Records for the task.
* START *
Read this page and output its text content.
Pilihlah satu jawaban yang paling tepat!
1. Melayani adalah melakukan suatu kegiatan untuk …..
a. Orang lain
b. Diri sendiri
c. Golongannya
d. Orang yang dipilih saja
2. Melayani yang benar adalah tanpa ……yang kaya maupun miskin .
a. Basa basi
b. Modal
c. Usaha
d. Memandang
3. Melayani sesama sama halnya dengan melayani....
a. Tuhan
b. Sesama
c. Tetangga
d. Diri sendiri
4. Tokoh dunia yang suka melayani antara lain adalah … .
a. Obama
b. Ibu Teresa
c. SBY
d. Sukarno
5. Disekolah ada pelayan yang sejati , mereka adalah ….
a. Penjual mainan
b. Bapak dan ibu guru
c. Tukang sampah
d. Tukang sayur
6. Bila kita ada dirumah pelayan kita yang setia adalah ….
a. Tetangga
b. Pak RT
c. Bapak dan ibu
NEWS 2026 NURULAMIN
* END *
Exercise description.
Extract the full listing above without alteration.

Solution below.
Read this page and output its text content.
Pilihlah satu jawaban yang paling tepat!
1. Melayani adalah melakukan suatu kegiatan untuk …..
a. Orang lain
b. Diri sendiri
c. Golongannya
d. Orang yang dipilih saja
2. Melayani yang benar adalah tanpa ……yang kaya maupun miskin .
a. Basa basi
b. Modal
c. Usaha
d. Memandang
3. Melayani sesama sama halnya dengan melayani....
a. Tuhan
b. Sesama
c. Tetangga
d. Diri sendiri
4. Tokoh dunia yang suka melayani antara lain adalah … .
a. Obama
b. Ibu Teresa
c. SBY
d. Sukarno
5. Disekolah ada pelayan yang sejati , mereka adalah ….
a. Penjual mainan
b. Bapak dan ibu guru
c. Tukang sampah
d. Tukang sayur
6. Bila kita ada dirumah pelayan kita yang setia adalah ….
a. Tetangga
b. Pak RT
c. Bapak dan ibu
NEWS 2026 NURULAMIN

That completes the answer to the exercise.